=== 节选内容 ===
-- -- --

1. 前言¶

在2月10日，Faster RCNN专栏由pprp同学起了个头，文章地址见这里：【Faster R-CNN】1. 梳理Faster R-CNN的四个模块，本着对公众号的每个专栏负责任的态度，我将在接下来的时间里将整个Faster RCNN的原理以及代码（陈云大佬的：https://github.com/chenyuntc/simple-faster-rcnn-pytorch）按照我的理解讲清楚并结束这个专题。

2. Faster RCNN整体结构¶

Faster RCNN的背景，介绍这些都没必要再次讲解了，这里我们直接再来复习一下Faster RCNN的整体结构，如下图所示。

Faster RCNN整体结构，来自知乎陈云大佬

可以看到Faster RCNN大概可以分成绿色描述的 $4$ 个部分，即： - DataSet：代表数据集，典型的比如VOC和COCO。 - Extrator：特征提取器，也即是我们常说的Backbone网络，典型的有VGG和ResNet。 - RPN：全称Region Proposal Network，负责产生候选区域(rois)，每张图大概给出2000个候选框。 - RoIHead：负责对rois进行分类和回归微调。

所以Faster RCNN的流程可以总结为：

原始图像--->特征提取------>RPN产生候选框------>对候选框进行分类和回归微调。

3. 数据预处理及实现细节¶

首先让我们进入到这个Pytorch的Faster RCNN工程：https://github.com/chenyuntc/simple-faster-rcnn-pytorch。数据预处理的相关细节都在data这个文件夹下面，我画了一个流程图总结了Faster RCNN的预处理，如下：

Faster RCNN预处理流程图，made by BBuf

接下来我们结合一下我的代码注释来理解一下，首先是data/dataset.py。

-- -- --

=== 记录数据 ===
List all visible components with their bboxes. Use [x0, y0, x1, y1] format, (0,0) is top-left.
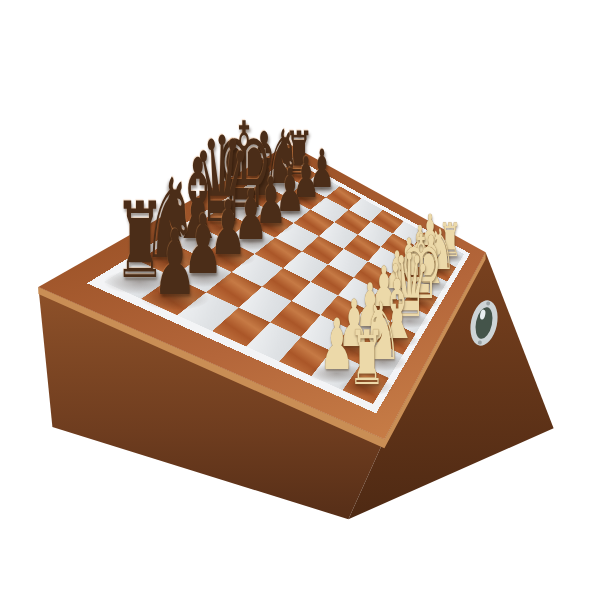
chess-box-product-photo: ♜♞♟♝♟♚♟♟♛♟♝♟♜♟♟♞♞♟♟♜♝♟♟♚♟♛♟♝♟♞♟♜: [0, 0, 600, 600]
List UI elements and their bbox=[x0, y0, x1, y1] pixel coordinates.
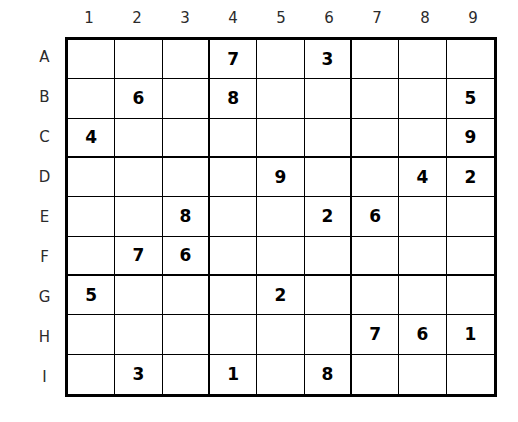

-- -- --

=== 任务要求 ===
1) 根据 Faster RCNN 这篇节选回答下列问题，每题一行：
(a) 专栏是在哪一天、由谁起的头？
(b) RPN 每张图大概给出多少个候选框？
(c) 数据预处理的相关细节放在哪个文件夹下？
2) 接着 Faster RCNN 这篇节选的最后一句往下写，讲解 data/dataset.py。

=== 逐题答案 ===
1)
(a) 2月10日，由 pprp 同学起的头。
(b) 大概 2000 个。
(c) data 文件夹。

2)
# 去正则化,img维度为[[B,G,R],H,W],因为caffe预训练模型输入为BGR 0-255图片，pytorch预训练模型采用RGB 0-1图片
def inverse_normalize(img):
    if opt.caffe_pretrain:
        # [122.7717, 115.9465, 102.9801]reshape为[3,1,1]与img维度相同就可以相加了，
        # pytorch_normalize之前有减均值预处理，现在还原回去。
        img = img + (np.array([122.7717, 115.9465, 102.9801]).reshape(3, 1, 1))
        # 将BGR转换为RGB图片（python [::-1]为逆序输出）
        return img[::-1, :, :]
    # pytorch_normalze中标准化为减均值除以标准差，现在乘以标准差加上均值还原回去，转换为0-255
    return (img * 0.225 + 0.45).clip(min=0, max=1) * 255

# 采用pytorch预训练模型对图片预处理，函数输入的img为0-1
def pytorch_normalze(img):
    """
    https://github.com/pytorch/vision/issues/223
    return appr -1~1 RGB
    """
    # #transforms.Normalize使用如下公式进行归一化
    # channel=（channel-mean）/std,转换为[-1,1]
    normalize = tvtsf.Normalize(mean=[0.485, 0.456, 0.406],
                                std=[0.229, 0.224, 0.225])
    # nddarry->Tensor
    img = normalize(t.from_numpy(img))
    return img.numpy()

# 采用caffe预训练模型时对输入图像进行标准化，函数输入的img为0-1
def caffe_normalize(img):
    """
    return appr -125-125 BGR
    """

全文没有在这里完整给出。